> TASK DETAILS:
Omit the pictures from the entries below and retype everything else exactly.

> RECORDS FOR THIS EXERCISE:
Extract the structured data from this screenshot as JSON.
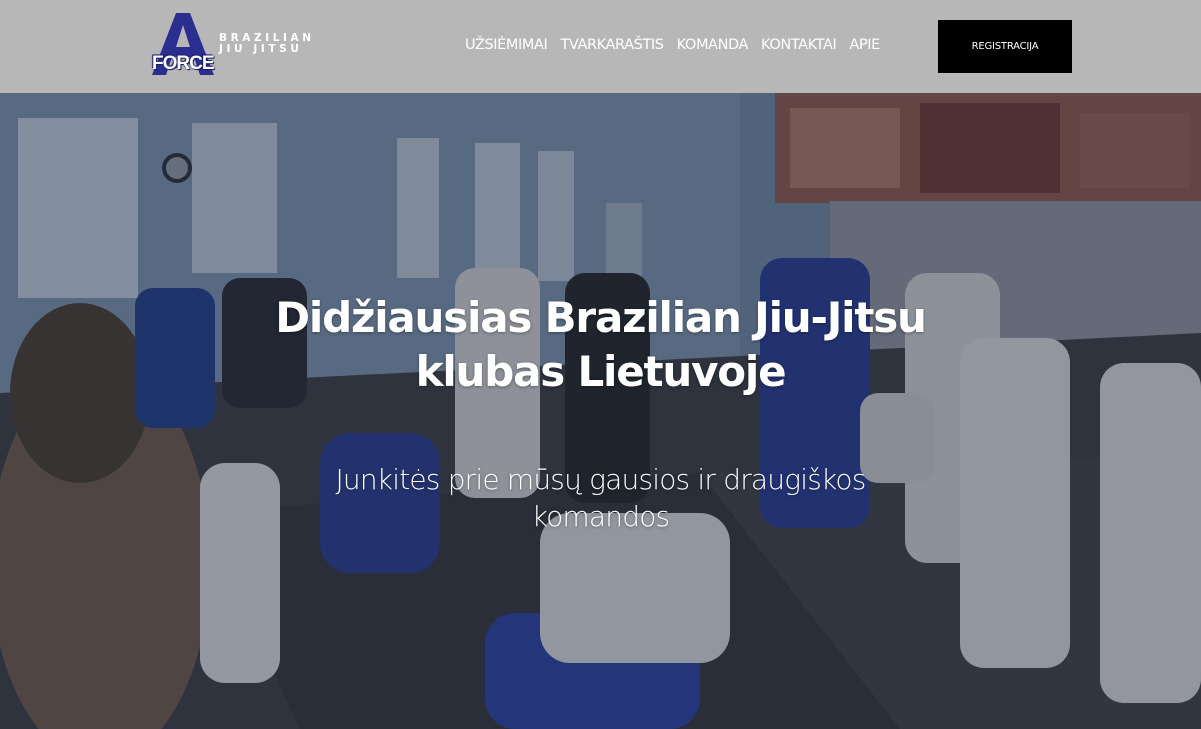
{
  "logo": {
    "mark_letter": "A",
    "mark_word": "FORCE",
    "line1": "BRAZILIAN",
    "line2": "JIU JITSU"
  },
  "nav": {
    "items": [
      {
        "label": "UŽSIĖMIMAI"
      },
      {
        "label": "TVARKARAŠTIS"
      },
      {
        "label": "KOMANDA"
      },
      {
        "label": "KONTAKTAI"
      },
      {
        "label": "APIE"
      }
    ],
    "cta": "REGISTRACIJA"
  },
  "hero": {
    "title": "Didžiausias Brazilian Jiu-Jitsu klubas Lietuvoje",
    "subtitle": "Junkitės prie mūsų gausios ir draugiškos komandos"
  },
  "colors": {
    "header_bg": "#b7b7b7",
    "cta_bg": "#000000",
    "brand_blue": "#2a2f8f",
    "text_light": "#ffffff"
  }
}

> TASK RESULT:
Extract the structured data from this screenshot as JSON.
{
  "logo": {
    "mark_letter": "A",
    "mark_word": "FORCE",
    "line1": "BRAZILIAN",
    "line2": "JIU JITSU"
  },
  "nav": {
    "items": [
      {
        "label": "UŽSIĖMIMAI"
      },
      {
        "label": "TVARKARAŠTIS"
      },
      {
        "label": "KOMANDA"
      },
      {
        "label": "KONTAKTAI"
      },
      {
        "label": "APIE"
      }
    ],
    "cta": "REGISTRACIJA"
  },
  "hero": {
    "title": "Didžiausias Brazilian Jiu-Jitsu klubas Lietuvoje",
    "subtitle": "Junkitės prie mūsų gausios ir draugiškos komandos"
  },
  "colors": {
    "header_bg": "#b7b7b7",
    "cta_bg": "#000000",
    "brand_blue": "#2a2f8f",
    "text_light": "#ffffff"
  }
}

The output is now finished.